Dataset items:
◇ ◇ ◇ ◇ ◇ ◇ ◇
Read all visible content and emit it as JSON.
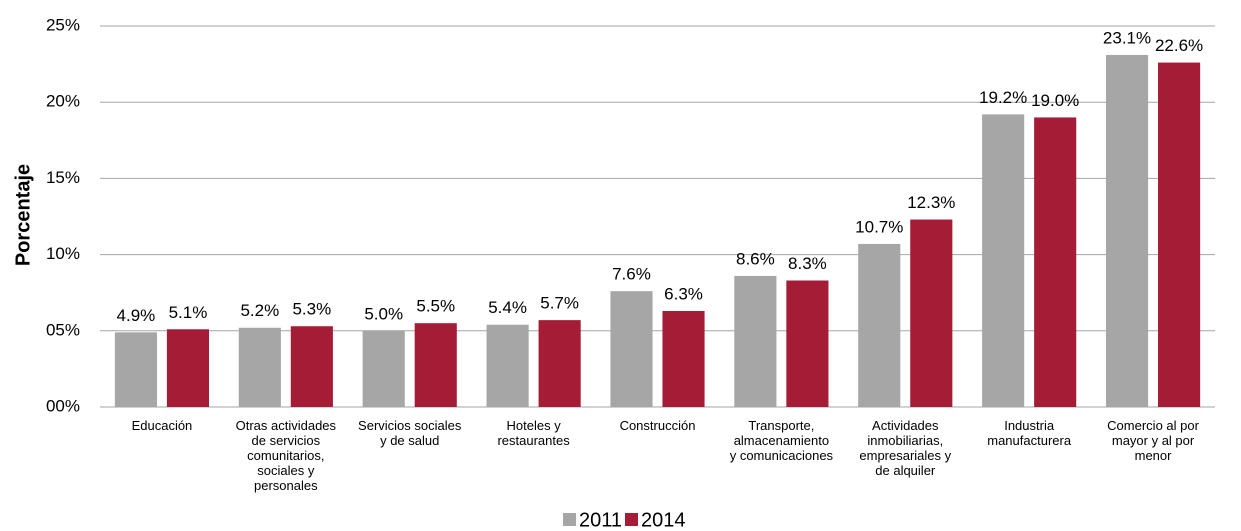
{
  "chart_data": {
    "type": "bar",
    "y_label": "Porcentaje",
    "categories": [
      "Educación",
      "Otras actividades\nde servicios\ncomunitarios,\nsociales y\npersonales",
      "Servicios sociales\ny de salud",
      "Hoteles y\nrestaurantes",
      "Construcción",
      "Transporte,\nalmacenamiento\ny comunicaciones",
      "Actividades\ninmobiliarias,\nempresariales y\nde alquiler",
      "Industria\nmanufacturera",
      "Comercio al por\nmayor y al por\nmenor"
    ],
    "series": [
      {
        "name": "2011",
        "color": "#a6a6a6",
        "values": [
          4.9,
          5.2,
          5.0,
          5.4,
          7.6,
          8.6,
          10.7,
          19.2,
          23.1
        ],
        "value_labels": [
          "4.9%",
          "5.2%",
          "5.0%",
          "5.4%",
          "7.6%",
          "8.6%",
          "10.7%",
          "19.2%",
          "23.1%"
        ]
      },
      {
        "name": "2014",
        "color": "#a51c36",
        "values": [
          5.1,
          5.3,
          5.5,
          5.7,
          6.3,
          8.3,
          12.3,
          19.0,
          22.6
        ],
        "value_labels": [
          "5.1%",
          "5.3%",
          "5.5%",
          "5.7%",
          "6.3%",
          "8.3%",
          "12.3%",
          "19.0%",
          "22.6%"
        ]
      }
    ],
    "ylim": [
      0,
      25
    ],
    "yticks": [
      {
        "value": 0,
        "label": "00%"
      },
      {
        "value": 5,
        "label": "05%"
      },
      {
        "value": 10,
        "label": "10%"
      },
      {
        "value": 15,
        "label": "15%"
      },
      {
        "value": 20,
        "label": "20%"
      },
      {
        "value": 25,
        "label": "25%"
      }
    ],
    "grid": true,
    "legend": "bottom"
  }
}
◇ ◇ ◇ ◇ ◇ ◇ ◇
TASK REQUIREMENTS: Repeat the data exactly, without the pictures.

SOLVED PROBLEM:
Read all visible content and emit it as JSON.
{
  "chart_data": {
    "type": "bar",
    "y_label": "Porcentaje",
    "categories": [
      "Educación",
      "Otras actividades\nde servicios\ncomunitarios,\nsociales y\npersonales",
      "Servicios sociales\ny de salud",
      "Hoteles y\nrestaurantes",
      "Construcción",
      "Transporte,\nalmacenamiento\ny comunicaciones",
      "Actividades\ninmobiliarias,\nempresariales y\nde alquiler",
      "Industria\nmanufacturera",
      "Comercio al por\nmayor y al por\nmenor"
    ],
    "series": [
      {
        "name": "2011",
        "color": "#a6a6a6",
        "values": [
          4.9,
          5.2,
          5.0,
          5.4,
          7.6,
          8.6,
          10.7,
          19.2,
          23.1
        ],
        "value_labels": [
          "4.9%",
          "5.2%",
          "5.0%",
          "5.4%",
          "7.6%",
          "8.6%",
          "10.7%",
          "19.2%",
          "23.1%"
        ]
      },
      {
        "name": "2014",
        "color": "#a51c36",
        "values": [
          5.1,
          5.3,
          5.5,
          5.7,
          6.3,
          8.3,
          12.3,
          19.0,
          22.6
        ],
        "value_labels": [
          "5.1%",
          "5.3%",
          "5.5%",
          "5.7%",
          "6.3%",
          "8.3%",
          "12.3%",
          "19.0%",
          "22.6%"
        ]
      }
    ],
    "ylim": [
      0,
      25
    ],
    "yticks": [
      {
        "value": 0,
        "label": "00%"
      },
      {
        "value": 5,
        "label": "05%"
      },
      {
        "value": 10,
        "label": "10%"
      },
      {
        "value": 15,
        "label": "15%"
      },
      {
        "value": 20,
        "label": "20%"
      },
      {
        "value": 25,
        "label": "25%"
      }
    ],
    "grid": true,
    "legend": "bottom"
  }
}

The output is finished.